The required output is all lines below that contain the word "blott".

--- Data for the task Enclosed Below ---

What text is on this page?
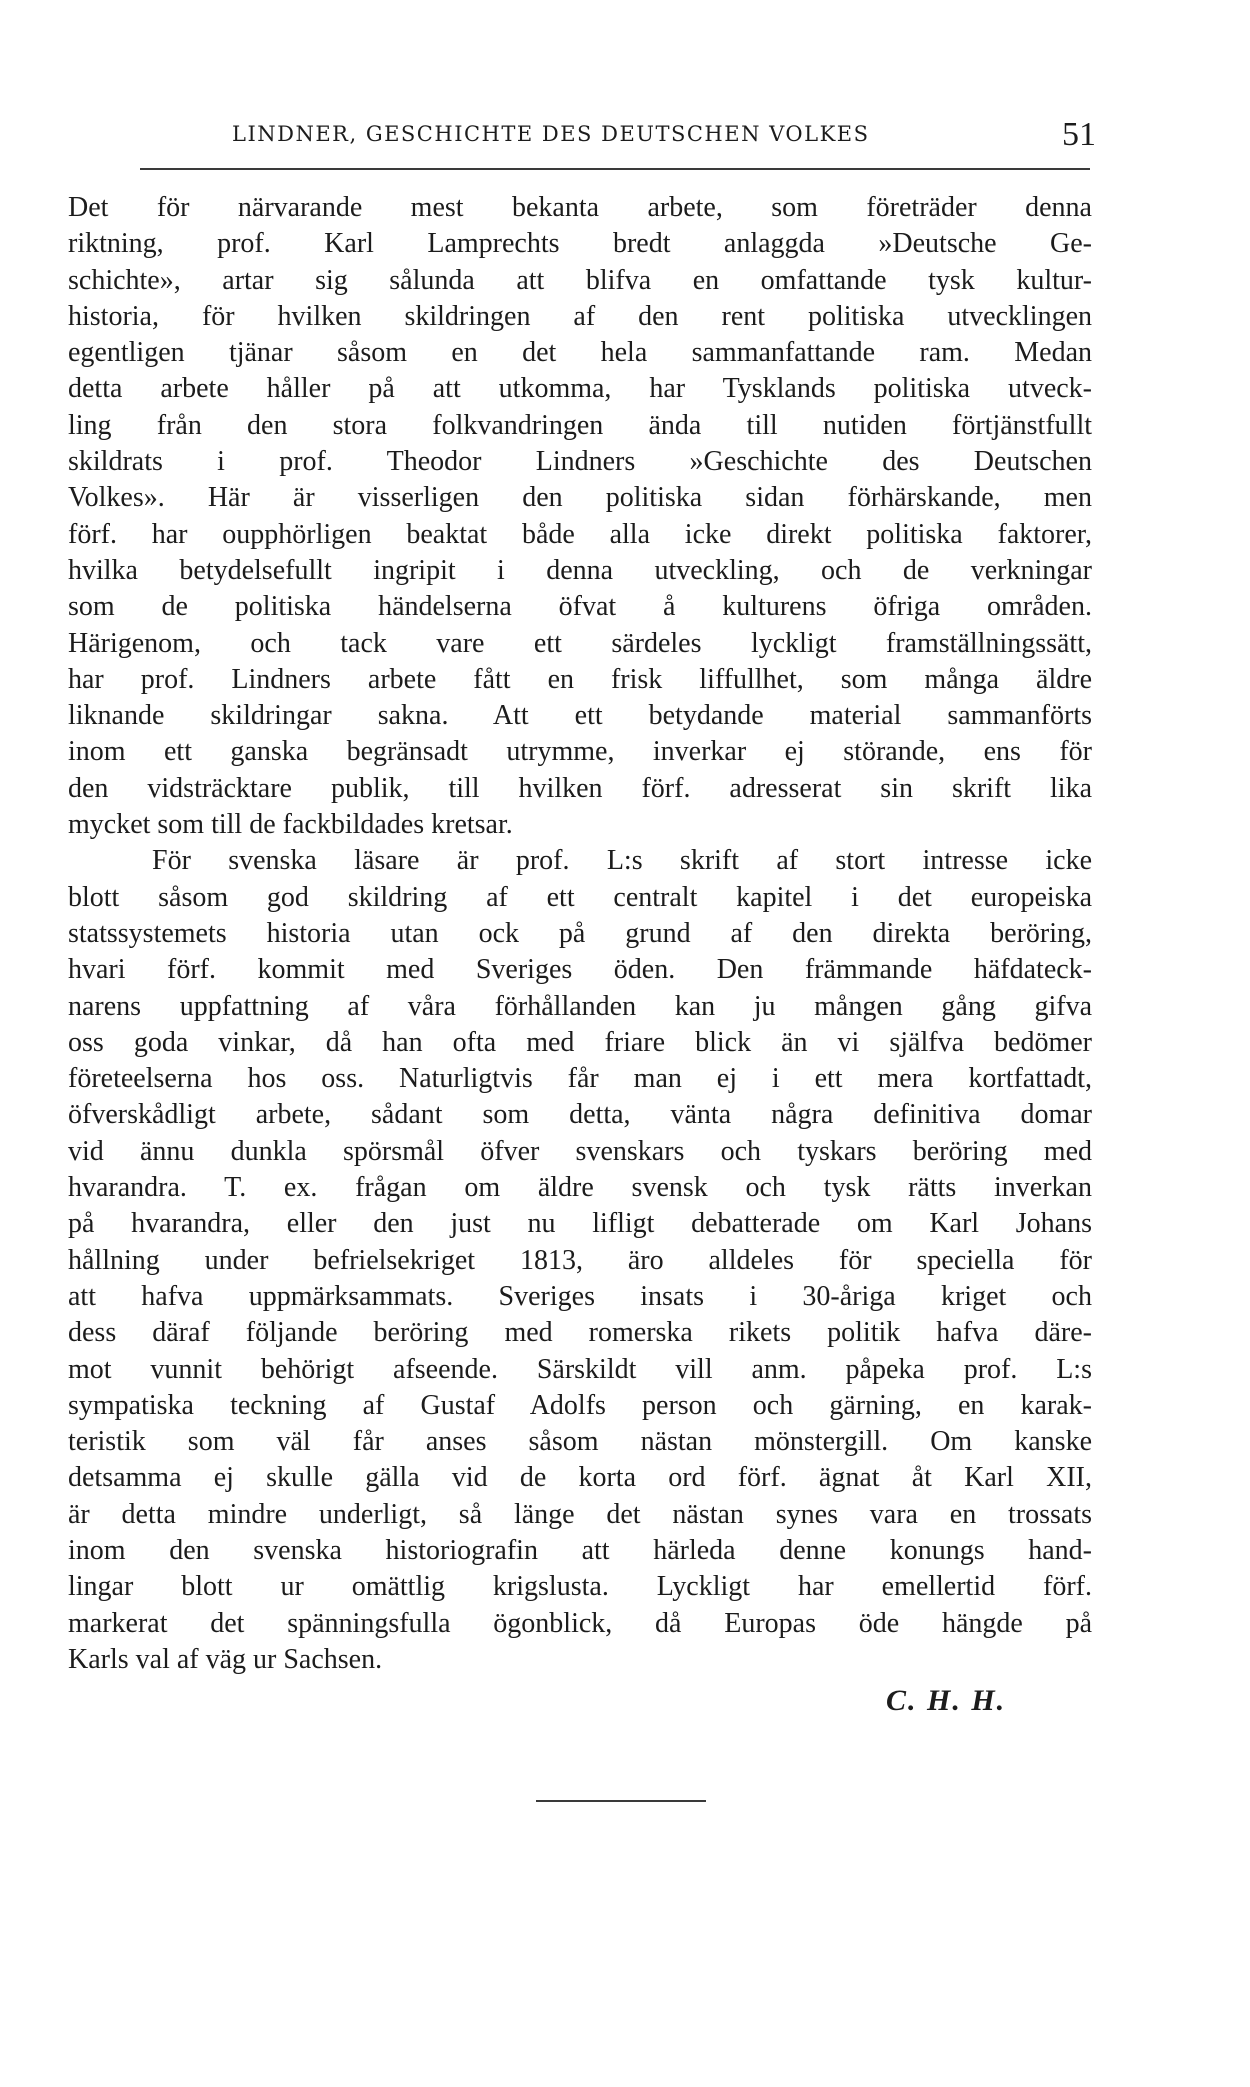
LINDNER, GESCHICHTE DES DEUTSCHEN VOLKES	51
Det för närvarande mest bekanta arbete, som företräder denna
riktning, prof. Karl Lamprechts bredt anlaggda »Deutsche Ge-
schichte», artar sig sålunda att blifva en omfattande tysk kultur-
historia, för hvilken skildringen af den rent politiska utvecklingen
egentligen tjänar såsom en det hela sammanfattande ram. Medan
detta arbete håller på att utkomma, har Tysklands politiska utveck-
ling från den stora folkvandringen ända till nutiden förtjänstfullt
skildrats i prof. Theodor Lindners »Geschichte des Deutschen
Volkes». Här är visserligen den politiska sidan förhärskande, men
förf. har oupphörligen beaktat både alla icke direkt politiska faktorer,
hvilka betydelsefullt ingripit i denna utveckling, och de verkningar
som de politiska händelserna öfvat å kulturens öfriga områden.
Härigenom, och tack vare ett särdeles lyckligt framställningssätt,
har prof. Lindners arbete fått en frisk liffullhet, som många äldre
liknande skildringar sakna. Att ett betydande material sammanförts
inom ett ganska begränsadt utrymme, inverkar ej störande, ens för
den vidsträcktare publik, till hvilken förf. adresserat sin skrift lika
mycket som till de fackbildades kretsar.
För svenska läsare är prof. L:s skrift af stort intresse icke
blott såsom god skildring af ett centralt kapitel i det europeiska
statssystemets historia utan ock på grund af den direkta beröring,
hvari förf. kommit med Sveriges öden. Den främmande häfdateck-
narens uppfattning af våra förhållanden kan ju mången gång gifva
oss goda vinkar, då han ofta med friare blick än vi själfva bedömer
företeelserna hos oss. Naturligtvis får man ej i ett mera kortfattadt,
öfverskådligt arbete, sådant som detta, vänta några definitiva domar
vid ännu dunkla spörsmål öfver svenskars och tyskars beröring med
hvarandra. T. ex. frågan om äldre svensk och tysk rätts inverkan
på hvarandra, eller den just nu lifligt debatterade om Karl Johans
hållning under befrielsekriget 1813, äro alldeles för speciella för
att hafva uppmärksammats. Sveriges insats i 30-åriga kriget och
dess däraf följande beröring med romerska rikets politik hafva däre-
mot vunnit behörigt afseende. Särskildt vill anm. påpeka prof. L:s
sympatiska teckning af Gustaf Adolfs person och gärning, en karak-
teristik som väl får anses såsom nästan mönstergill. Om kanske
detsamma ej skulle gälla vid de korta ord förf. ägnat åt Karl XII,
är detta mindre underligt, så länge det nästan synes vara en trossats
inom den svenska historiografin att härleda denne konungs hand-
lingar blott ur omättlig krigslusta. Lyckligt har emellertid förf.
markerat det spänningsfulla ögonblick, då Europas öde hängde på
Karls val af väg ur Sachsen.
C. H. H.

--- End of Enclosed Data for the task ---

**Problem solution:**
blott såsom god skildring af ett centralt kapitel i det europeiska
lingar blott ur omättlig krigslusta. Lyckligt har emellertid förf.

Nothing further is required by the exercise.